Text provided:
Member of the Bundestag
- In office 2017–2025

Personal details
- Born: 2 April 1986 (age 40) Hagen, West Germany (now Germany)
- Party: FDP
- Children: 2

= Katrin Helling-Plahr =

German lawyer and politician

Katrin Helling-Plahr (/de/; born 2 April 1986) is a German lawyer and politician of the Free Democratic Party (FDP) who served as a member of the Bundestag from the 2017 to 2025.

==Early life and career==
Helling-Plahr was born in Hagen. From 2005 to 2011, she studied law at the University of Münster. Since 2013 she has been practicing as a lawyer. From 2014 to 2015, she completed a postgraduate LL.M. program with a focus on medical law at Heinrich Heine University in Düsseldorf.

==Political career==
===Early beginnings===
Helling-Plahr joined the FDP in 2005. From 2011 to 2014, she served as deputy chair of the party's youth organization, the Young Liberals.

Information:

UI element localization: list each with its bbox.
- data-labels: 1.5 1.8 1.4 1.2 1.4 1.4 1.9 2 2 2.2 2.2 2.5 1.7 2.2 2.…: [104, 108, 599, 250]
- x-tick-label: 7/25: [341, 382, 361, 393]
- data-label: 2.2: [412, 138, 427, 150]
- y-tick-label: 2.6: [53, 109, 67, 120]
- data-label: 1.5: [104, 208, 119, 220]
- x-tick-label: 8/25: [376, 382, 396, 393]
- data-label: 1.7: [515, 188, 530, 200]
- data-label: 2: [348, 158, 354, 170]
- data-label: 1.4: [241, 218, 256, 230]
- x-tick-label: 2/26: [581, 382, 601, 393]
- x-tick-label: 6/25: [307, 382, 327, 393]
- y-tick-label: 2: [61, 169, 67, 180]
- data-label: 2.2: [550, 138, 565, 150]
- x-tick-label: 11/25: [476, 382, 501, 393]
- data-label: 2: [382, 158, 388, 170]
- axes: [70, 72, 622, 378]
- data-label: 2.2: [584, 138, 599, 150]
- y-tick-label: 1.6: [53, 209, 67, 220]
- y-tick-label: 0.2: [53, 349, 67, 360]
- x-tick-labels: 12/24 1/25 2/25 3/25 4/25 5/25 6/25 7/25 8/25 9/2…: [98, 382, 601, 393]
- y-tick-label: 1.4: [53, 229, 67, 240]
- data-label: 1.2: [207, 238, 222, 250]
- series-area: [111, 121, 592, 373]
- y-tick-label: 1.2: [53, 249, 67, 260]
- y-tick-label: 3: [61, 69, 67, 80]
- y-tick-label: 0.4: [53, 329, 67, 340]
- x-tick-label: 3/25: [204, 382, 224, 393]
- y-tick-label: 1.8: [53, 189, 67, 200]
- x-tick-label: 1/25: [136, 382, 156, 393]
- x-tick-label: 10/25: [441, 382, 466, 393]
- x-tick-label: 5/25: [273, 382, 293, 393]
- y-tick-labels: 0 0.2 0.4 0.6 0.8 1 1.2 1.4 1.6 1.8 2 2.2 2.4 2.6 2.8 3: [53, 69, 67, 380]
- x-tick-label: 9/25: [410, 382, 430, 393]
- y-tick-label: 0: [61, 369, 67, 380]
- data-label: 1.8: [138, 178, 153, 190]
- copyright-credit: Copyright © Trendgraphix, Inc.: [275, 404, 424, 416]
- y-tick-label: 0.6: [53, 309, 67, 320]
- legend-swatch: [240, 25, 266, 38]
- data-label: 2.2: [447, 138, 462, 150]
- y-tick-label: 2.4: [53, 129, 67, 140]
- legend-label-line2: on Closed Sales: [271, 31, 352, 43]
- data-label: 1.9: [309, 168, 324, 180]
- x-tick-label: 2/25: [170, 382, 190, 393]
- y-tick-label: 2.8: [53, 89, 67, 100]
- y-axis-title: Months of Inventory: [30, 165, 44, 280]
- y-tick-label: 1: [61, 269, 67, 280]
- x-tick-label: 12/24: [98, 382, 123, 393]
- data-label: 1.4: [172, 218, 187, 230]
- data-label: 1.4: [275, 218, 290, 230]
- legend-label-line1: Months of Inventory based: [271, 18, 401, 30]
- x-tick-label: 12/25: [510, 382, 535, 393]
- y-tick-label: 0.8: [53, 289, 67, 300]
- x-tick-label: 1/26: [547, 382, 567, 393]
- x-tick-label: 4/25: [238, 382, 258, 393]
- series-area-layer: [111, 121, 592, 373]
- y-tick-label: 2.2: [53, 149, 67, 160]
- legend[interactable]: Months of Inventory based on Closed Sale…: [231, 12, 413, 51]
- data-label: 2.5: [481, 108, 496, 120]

Work instructions:
1. Answer these questions from the Katrin Helling-Plahr article:
(a) Where did she study law, and in which years?
(b) In what year did she join the FDP?
(c) What post did she hold in the Young Liberals from 2011 to 2014?
2. Rewrite the Katrin Helling-Plahr article starting at "- Party: FDP" and ending at "University in Düsseldorf.", changing every "lawyer" to "attorney".
3. Extend the Katrin Helling-Plahr article with the next part, beginning after its final sentence.
The listing is not used for anything here.

Responses:
1.
(a) At the University of Münster, from 2005 to 2011.
(b) In 2005.
(c) Deputy chair.

2.
- Party: FDP
- Children: 2

= Katrin Helling-Plahr =

German attorney and politician

Katrin Helling-Plahr (/de/; born 2 April 1986) is a German attorney and politician of the Free Democratic Party (FDP) who served as a member of the Bundestag from the 2017 to 2025.

==Early life and career==
Helling-Plahr was born in Hagen. From 2005 to 2011, she studied law at the University of Münster. Since 2013 she has been practicing as a attorney. From 2014 to 2015, she completed a postgraduate LL.M. program with a focus on medical law at Heinrich Heine University in Düsseldorf.

3.
===Member of the German Parliament, 2017–2025===
Helling-Plahr first became a member of the German Bundestag in the 2017 federal election, representing the Hagen – Ennepe-Ruhr-Kreis I district. In parliament, she served on the Committee on Legal Affairs (2018–2025) and the Committee on Health (2018–2021). From 2018 to 2021, she was also a member of the Subcommittee on Global Health and the Committee on the Election of Judges (Wahlausschuss), which is in charge of appointing judges to the Federal Constitutional Court of Germany. Since 2022, she has been serving on the parliamentary body in charge of appointing judges to the Highest Courts of Justice, namely the Federal Court of Justice (BGH), the Federal Administrative Court (BVerwG), the Federal Fiscal Court (BFH), the Federal Labour Court (BAG), and the Federal Social Court (BSG).

As a health expert, Helling-Plar has been working on issues such as egg donation and surrogacy and assisted suicide. Since the 2021 elections, she served as her parliamentary group's spokesperson for legal affairs.

In the negotiations to form a coalition government between the SPD, the Green Party and FDP following the 2021 elections, Helling-Plahr was part of her party's delegation in the working group on equality, co-chaired by Petra Köpping, Ricarda Lang and Herbert Mertin.

==Other activities==
- Stiftung Forum Recht, Member of the Board of Trustees (since 2022)

==Political positions==
Along with Karl Lauterbach, Swen Schulz, Otto Fricke and Petra Sitte, Helling-Plahr was one of the authors of a cross-party initiative in 2021 to liberalize the legal framework for assisted suicide in Germany.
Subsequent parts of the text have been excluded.